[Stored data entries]
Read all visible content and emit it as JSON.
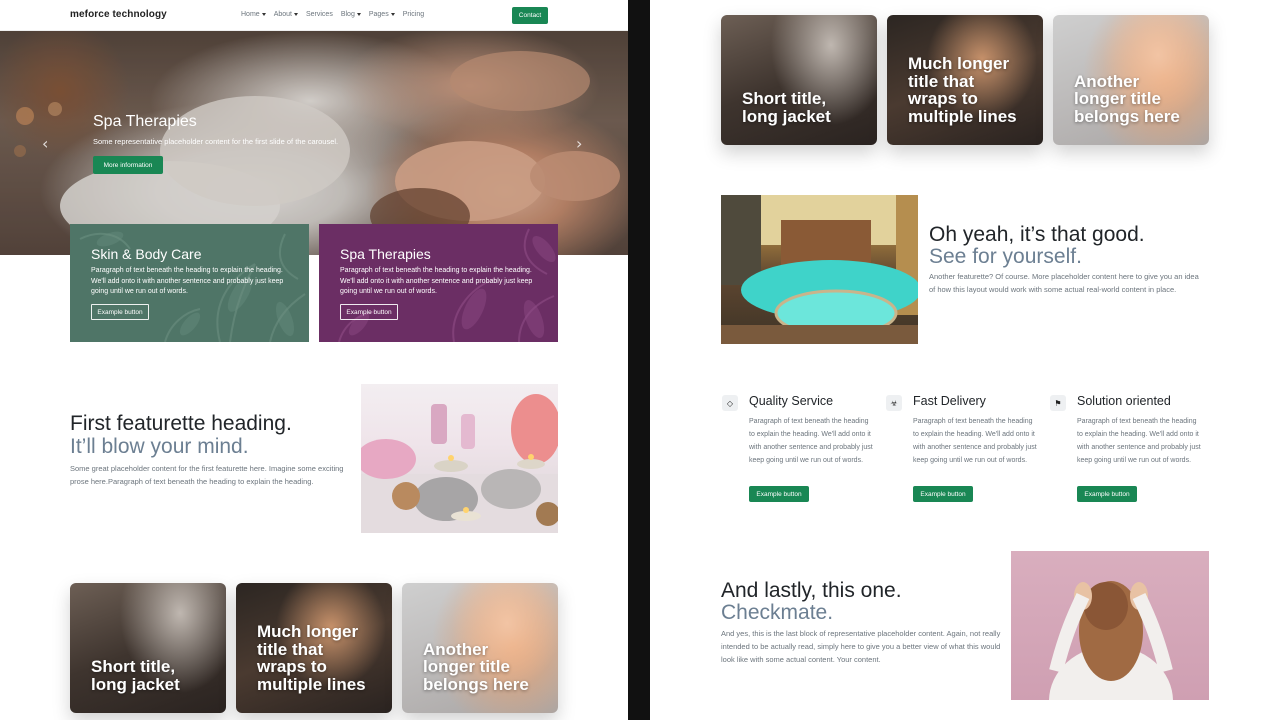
{
  "navbar": {
    "brand": "meforce technology",
    "links": [
      {
        "label": "Home",
        "dropdown": true
      },
      {
        "label": "About",
        "dropdown": true
      },
      {
        "label": "Services",
        "dropdown": false
      },
      {
        "label": "Blog",
        "dropdown": true
      },
      {
        "label": "Pages",
        "dropdown": true
      },
      {
        "label": "Pricing",
        "dropdown": false
      }
    ],
    "contact_label": "Contact"
  },
  "hero": {
    "title": "Spa Therapies",
    "text": "Some representative placeholder content for the first slide of the carousel.",
    "button_label": "More information",
    "prev_glyph": "‹",
    "next_glyph": "›"
  },
  "cards": [
    {
      "title": "Skin & Body Care",
      "text": "Paragraph of text beneath the heading to explain the heading. We'll add onto it with another sentence and probably just keep going until we run out of words.",
      "button_label": "Example button",
      "color": "#4f7567"
    },
    {
      "title": "Spa Therapies",
      "text": "Paragraph of text beneath the heading to explain the heading. We'll add onto it with another sentence and probably just keep going until we run out of words.",
      "button_label": "Example button",
      "color": "#6b2e64"
    }
  ],
  "featurette1": {
    "heading": "First featurette heading.",
    "subheading": "It’ll blow your mind.",
    "text": "Some great placeholder content for the first featurette here. Imagine some exciting prose here.Paragraph of text beneath the heading to explain the heading."
  },
  "tiles": [
    {
      "title": "Short title, long jacket"
    },
    {
      "title": "Much longer title that wraps to multiple lines"
    },
    {
      "title": "Another longer title belongs here"
    }
  ],
  "featurette2": {
    "heading": "Oh yeah, it’s that good.",
    "subheading": "See for yourself.",
    "text": "Another featurette? Of course. More placeholder content here to give you an idea of how this layout would work with some actual real-world content in place."
  },
  "features": [
    {
      "icon": "diamond-icon",
      "glyph": "◇",
      "title": "Quality Service",
      "text": "Paragraph of text beneath the heading to explain the heading. We'll add onto it with another sentence and probably just keep going until we run out of words.",
      "button_label": "Example button"
    },
    {
      "icon": "biohazard-icon",
      "glyph": "☣",
      "title": "Fast Delivery",
      "text": "Paragraph of text beneath the heading to explain the heading. We'll add onto it with another sentence and probably just keep going until we run out of words.",
      "button_label": "Example button"
    },
    {
      "icon": "flag-icon",
      "glyph": "⚑",
      "title": "Solution oriented",
      "text": "Paragraph of text beneath the heading to explain the heading. We'll add onto it with another sentence and probably just keep going until we run out of words.",
      "button_label": "Example button"
    }
  ],
  "featurette3": {
    "heading": "And lastly, this one.",
    "subheading": "Checkmate.",
    "text": "And yes, this is the last block of representative placeholder content. Again, not really intended to be actually read, simply here to give you a better view of what this would look like with some actual content. Your content."
  },
  "colors": {
    "accent": "#198754",
    "muted_heading": "#6c7f92",
    "text_muted": "#6c757d"
  }
}
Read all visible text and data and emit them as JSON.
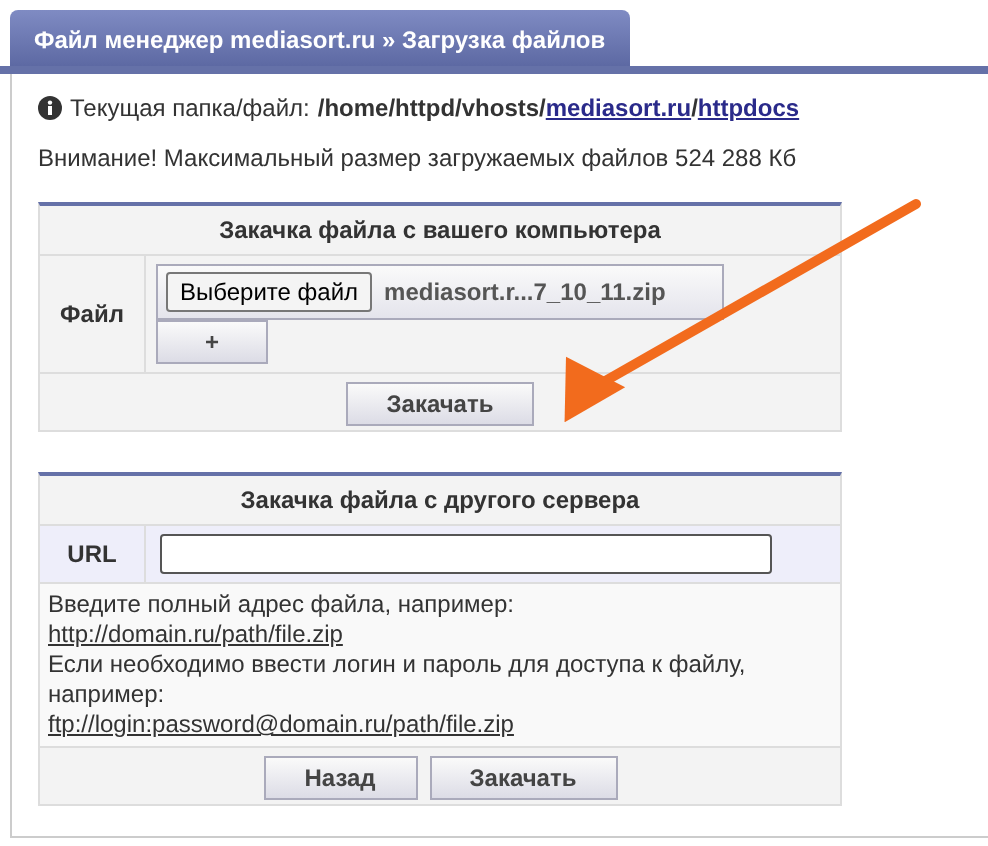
{
  "tab": {
    "title": "Файл менеджер mediasort.ru » Загрузка файлов"
  },
  "current": {
    "label": "Текущая папка/файл:",
    "path": [
      {
        "kind": "text",
        "text": "/home/httpd/vhosts/"
      },
      {
        "kind": "link",
        "text": "mediasort.ru"
      },
      {
        "kind": "text",
        "text": "/"
      },
      {
        "kind": "link",
        "text": "httpdocs"
      }
    ]
  },
  "notice": "Внимание! Максимальный размер загружаемых файлов 524 288 Кб",
  "local_upload": {
    "title": "Закачка файла с вашего компьютера",
    "field_label": "Файл",
    "choose_button": "Выберите файл",
    "file_name": "mediasort.r...7_10_11.zip",
    "add_button": "+",
    "submit_button": "Закачать"
  },
  "remote_upload": {
    "title": "Закачка файла с другого сервера",
    "field_label": "URL",
    "help": [
      {
        "kind": "text",
        "text": "Введите полный адрес файла, например:"
      },
      {
        "kind": "link",
        "text": "http://domain.ru/path/file.zip"
      },
      {
        "kind": "text",
        "text": "Если необходимо ввести логин и пароль для доступа к файлу, например:"
      },
      {
        "kind": "link",
        "text": "ftp://login:password@domain.ru/path/file.zip"
      }
    ],
    "back_button": "Назад",
    "submit_button": "Закачать"
  }
}
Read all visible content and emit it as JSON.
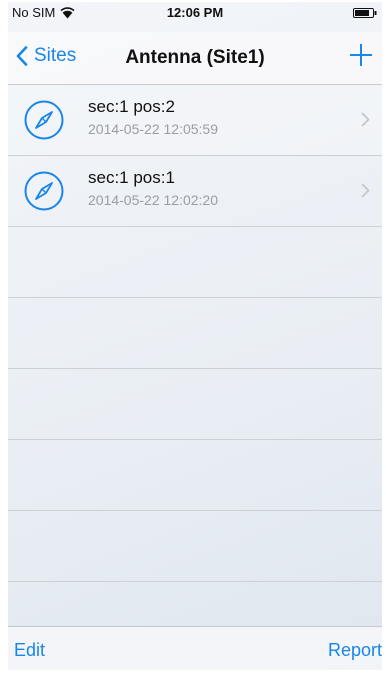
{
  "status_bar": {
    "carrier": "No SIM",
    "time": "12:06 PM",
    "wifi_icon": "wifi-icon",
    "battery_icon": "battery-icon"
  },
  "nav": {
    "back_label": "Sites",
    "title": "Antenna (Site1)",
    "add_icon": "plus-icon"
  },
  "list": {
    "items": [
      {
        "title": "sec:1  pos:2",
        "subtitle": "2014-05-22 12:05:59",
        "icon": "compass-icon"
      },
      {
        "title": "sec:1  pos:1",
        "subtitle": "2014-05-22 12:02:20",
        "icon": "compass-icon"
      }
    ]
  },
  "toolbar": {
    "left_label": "Edit",
    "right_label": "Report"
  },
  "colors": {
    "accent": "#1a86e8",
    "separator": "#cdd1d6",
    "secondary_text": "#9a9ea3"
  }
}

EXERCISE DESCRIPTION:
Return the material exactly as given, apart from the pictures.

REPLY:
Read all visible content and emit it as JSON.
{
  "navbar": {
    "brand": "meforce technology",
    "links": [
      {
        "label": "Home",
        "dropdown": true
      },
      {
        "label": "About",
        "dropdown": true
      },
      {
        "label": "Services",
        "dropdown": false
      },
      {
        "label": "Blog",
        "dropdown": true
      },
      {
        "label": "Pages",
        "dropdown": true
      },
      {
        "label": "Pricing",
        "dropdown": false
      }
    ],
    "contact_label": "Contact"
  },
  "hero": {
    "title": "Spa Therapies",
    "text": "Some representative placeholder content for the first slide of the carousel.",
    "button_label": "More information",
    "prev_glyph": "‹",
    "next_glyph": "›"
  },
  "cards": [
    {
      "title": "Skin & Body Care",
      "text": "Paragraph of text beneath the heading to explain the heading. We'll add onto it with another sentence and probably just keep going until we run out of words.",
      "button_label": "Example button",
      "color": "#4f7567"
    },
    {
      "title": "Spa Therapies",
      "text": "Paragraph of text beneath the heading to explain the heading. We'll add onto it with another sentence and probably just keep going until we run out of words.",
      "button_label": "Example button",
      "color": "#6b2e64"
    }
  ],
  "featurette1": {
    "heading": "First featurette heading.",
    "subheading": "It’ll blow your mind.",
    "text": "Some great placeholder content for the first featurette here. Imagine some exciting prose here.Paragraph of text beneath the heading to explain the heading."
  },
  "tiles": [
    {
      "title": "Short title, long jacket"
    },
    {
      "title": "Much longer title that wraps to multiple lines"
    },
    {
      "title": "Another longer title belongs here"
    }
  ],
  "featurette2": {
    "heading": "Oh yeah, it’s that good.",
    "subheading": "See for yourself.",
    "text": "Another featurette? Of course. More placeholder content here to give you an idea of how this layout would work with some actual real-world content in place."
  },
  "features": [
    {
      "icon": "diamond-icon",
      "glyph": "◇",
      "title": "Quality Service",
      "text": "Paragraph of text beneath the heading to explain the heading. We'll add onto it with another sentence and probably just keep going until we run out of words.",
      "button_label": "Example button"
    },
    {
      "icon": "biohazard-icon",
      "glyph": "☣",
      "title": "Fast Delivery",
      "text": "Paragraph of text beneath the heading to explain the heading. We'll add onto it with another sentence and probably just keep going until we run out of words.",
      "button_label": "Example button"
    },
    {
      "icon": "flag-icon",
      "glyph": "⚑",
      "title": "Solution oriented",
      "text": "Paragraph of text beneath the heading to explain the heading. We'll add onto it with another sentence and probably just keep going until we run out of words.",
      "button_label": "Example button"
    }
  ],
  "featurette3": {
    "heading": "And lastly, this one.",
    "subheading": "Checkmate.",
    "text": "And yes, this is the last block of representative placeholder content. Again, not really intended to be actually read, simply here to give you a better view of what this would look like with some actual content. Your content."
  },
  "colors": {
    "accent": "#198754",
    "muted_heading": "#6c7f92",
    "text_muted": "#6c757d"
  }
}
Read all visible text and data and emit them as JSON.
{
  "tab": {
    "title": "Файл менеджер mediasort.ru » Загрузка файлов"
  },
  "current": {
    "label": "Текущая папка/файл:",
    "path": [
      {
        "kind": "text",
        "text": "/home/httpd/vhosts/"
      },
      {
        "kind": "link",
        "text": "mediasort.ru"
      },
      {
        "kind": "text",
        "text": "/"
      },
      {
        "kind": "link",
        "text": "httpdocs"
      }
    ]
  },
  "notice": "Внимание! Максимальный размер загружаемых файлов 524 288 Кб",
  "local_upload": {
    "title": "Закачка файла с вашего компьютера",
    "field_label": "Файл",
    "choose_button": "Выберите файл",
    "file_name": "mediasort.r...7_10_11.zip",
    "add_button": "+",
    "submit_button": "Закачать"
  },
  "remote_upload": {
    "title": "Закачка файла с другого сервера",
    "field_label": "URL",
    "help": [
      {
        "kind": "text",
        "text": "Введите полный адрес файла, например:"
      },
      {
        "kind": "link",
        "text": "http://domain.ru/path/file.zip"
      },
      {
        "kind": "text",
        "text": "Если необходимо ввести логин и пароль для доступа к файлу, например:"
      },
      {
        "kind": "link",
        "text": "ftp://login:password@domain.ru/path/file.zip"
      }
    ],
    "back_button": "Назад",
    "submit_button": "Закачать"
  }
}
Read all visible content and emit it as JSON.
{
  "status_bar": {
    "carrier": "No SIM",
    "time": "12:06 PM",
    "wifi_icon": "wifi-icon",
    "battery_icon": "battery-icon"
  },
  "nav": {
    "back_label": "Sites",
    "title": "Antenna (Site1)",
    "add_icon": "plus-icon"
  },
  "list": {
    "items": [
      {
        "title": "sec:1  pos:2",
        "subtitle": "2014-05-22 12:05:59",
        "icon": "compass-icon"
      },
      {
        "title": "sec:1  pos:1",
        "subtitle": "2014-05-22 12:02:20",
        "icon": "compass-icon"
      }
    ]
  },
  "toolbar": {
    "left_label": "Edit",
    "right_label": "Report"
  },
  "colors": {
    "accent": "#1a86e8",
    "separator": "#cdd1d6",
    "secondary_text": "#9a9ea3"
  }
}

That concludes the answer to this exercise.